Items from a data source:
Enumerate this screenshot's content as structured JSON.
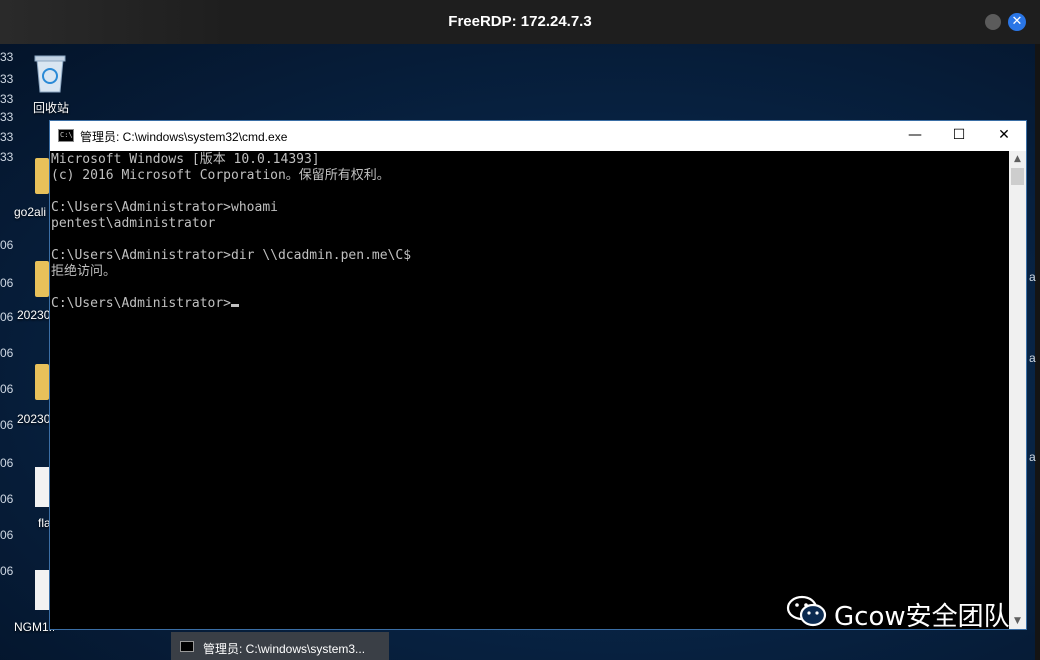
{
  "host_window": {
    "title": "FreeRDP: 172.24.7.3"
  },
  "desktop": {
    "icons": [
      {
        "label": "回收站"
      },
      {
        "label": "go2ali"
      },
      {
        "label": "20230"
      },
      {
        "label": "20230"
      },
      {
        "label": "fla"
      },
      {
        "label": "NGM1..."
      }
    ],
    "left_edge_fragments": [
      "33",
      "33",
      "33",
      "33",
      "33",
      "33",
      "06",
      "06",
      "06",
      "06",
      "06",
      "06",
      "06",
      "06",
      "06",
      "06"
    ],
    "right_edge_fragments": [
      "a",
      "a",
      "a"
    ]
  },
  "cmd_window": {
    "title": "管理员: C:\\windows\\system32\\cmd.exe",
    "controls": {
      "minimize": "—",
      "maximize": "☐",
      "close": "✕"
    },
    "console_lines": [
      "Microsoft Windows [版本 10.0.14393]",
      "(c) 2016 Microsoft Corporation。保留所有权利。",
      "",
      "C:\\Users\\Administrator>whoami",
      "pentest\\administrator",
      "",
      "C:\\Users\\Administrator>dir \\\\dcadmin.pen.me\\C$",
      "拒绝访问。",
      ""
    ],
    "prompt": "C:\\Users\\Administrator>"
  },
  "taskbar": {
    "item_label": "管理员: C:\\windows\\system3..."
  },
  "watermark": {
    "text": "Gcow安全团队"
  }
}
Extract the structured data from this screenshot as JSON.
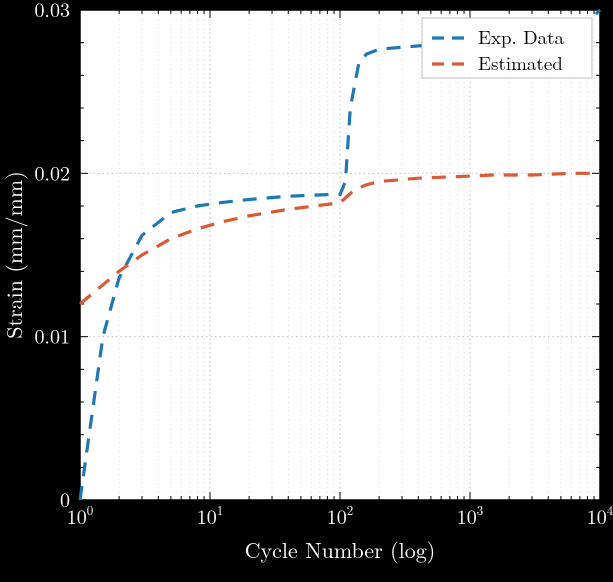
{
  "chart_data": {
    "type": "line",
    "xlabel": "Cycle Number (log)",
    "ylabel": "Strain (mm/mm)",
    "xscale": "log",
    "xlim": [
      1,
      10000
    ],
    "ylim": [
      0,
      0.03
    ],
    "x_major_ticks": [
      1,
      10,
      100,
      1000,
      10000
    ],
    "x_tick_labels": [
      "10^0",
      "10^1",
      "10^2",
      "10^3",
      "10^4"
    ],
    "y_major_ticks": [
      0,
      0.01,
      0.02,
      0.03
    ],
    "series": [
      {
        "name": "Exp. Data",
        "color": "#1f77b4",
        "dash": true,
        "data": [
          {
            "x": 1,
            "y": 0.0
          },
          {
            "x": 1.5,
            "y": 0.01
          },
          {
            "x": 2,
            "y": 0.0136
          },
          {
            "x": 3,
            "y": 0.0162
          },
          {
            "x": 5,
            "y": 0.0176
          },
          {
            "x": 8,
            "y": 0.018
          },
          {
            "x": 12,
            "y": 0.0182
          },
          {
            "x": 20,
            "y": 0.0184
          },
          {
            "x": 40,
            "y": 0.0186
          },
          {
            "x": 80,
            "y": 0.0187
          },
          {
            "x": 100,
            "y": 0.0187
          },
          {
            "x": 110,
            "y": 0.0195
          },
          {
            "x": 120,
            "y": 0.024
          },
          {
            "x": 140,
            "y": 0.0268
          },
          {
            "x": 160,
            "y": 0.0273
          },
          {
            "x": 200,
            "y": 0.0276
          },
          {
            "x": 400,
            "y": 0.0278
          },
          {
            "x": 800,
            "y": 0.0279
          },
          {
            "x": 1500,
            "y": 0.028
          },
          {
            "x": 3000,
            "y": 0.0282
          },
          {
            "x": 6000,
            "y": 0.0288
          },
          {
            "x": 8000,
            "y": 0.0292
          },
          {
            "x": 10000,
            "y": 0.03
          }
        ]
      },
      {
        "name": "Estimated",
        "color": "#d95b35",
        "dash": true,
        "data": [
          {
            "x": 1,
            "y": 0.012
          },
          {
            "x": 2,
            "y": 0.014
          },
          {
            "x": 3,
            "y": 0.015
          },
          {
            "x": 5,
            "y": 0.016
          },
          {
            "x": 8,
            "y": 0.0166
          },
          {
            "x": 12,
            "y": 0.017
          },
          {
            "x": 20,
            "y": 0.0174
          },
          {
            "x": 40,
            "y": 0.0178
          },
          {
            "x": 80,
            "y": 0.0181
          },
          {
            "x": 100,
            "y": 0.0182
          },
          {
            "x": 130,
            "y": 0.019
          },
          {
            "x": 160,
            "y": 0.0193
          },
          {
            "x": 200,
            "y": 0.0195
          },
          {
            "x": 400,
            "y": 0.0197
          },
          {
            "x": 800,
            "y": 0.0198
          },
          {
            "x": 1500,
            "y": 0.0199
          },
          {
            "x": 3000,
            "y": 0.0199
          },
          {
            "x": 6000,
            "y": 0.02
          },
          {
            "x": 10000,
            "y": 0.02
          }
        ]
      }
    ],
    "legend": {
      "position": "upper right"
    }
  },
  "legend_labels": {
    "exp": "Exp. Data",
    "est": "Estimated"
  },
  "axis_labels": {
    "x": "Cycle Number (log)",
    "y": "Strain (mm/mm)"
  },
  "y_tick_labels": {
    "0": "0",
    "0.01": "0.01",
    "0.02": "0.02",
    "0.03": "0.03"
  }
}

*DIRECTIONS:* Copy each line of the records containing the string "Users".

*RESULT:*
      "C:\\Users\\Administrator>whoami",
      "C:\\Users\\Administrator>dir \\\\dcadmin.pen.me\\C$",
    "prompt": "C:\\Users\\Administrator>"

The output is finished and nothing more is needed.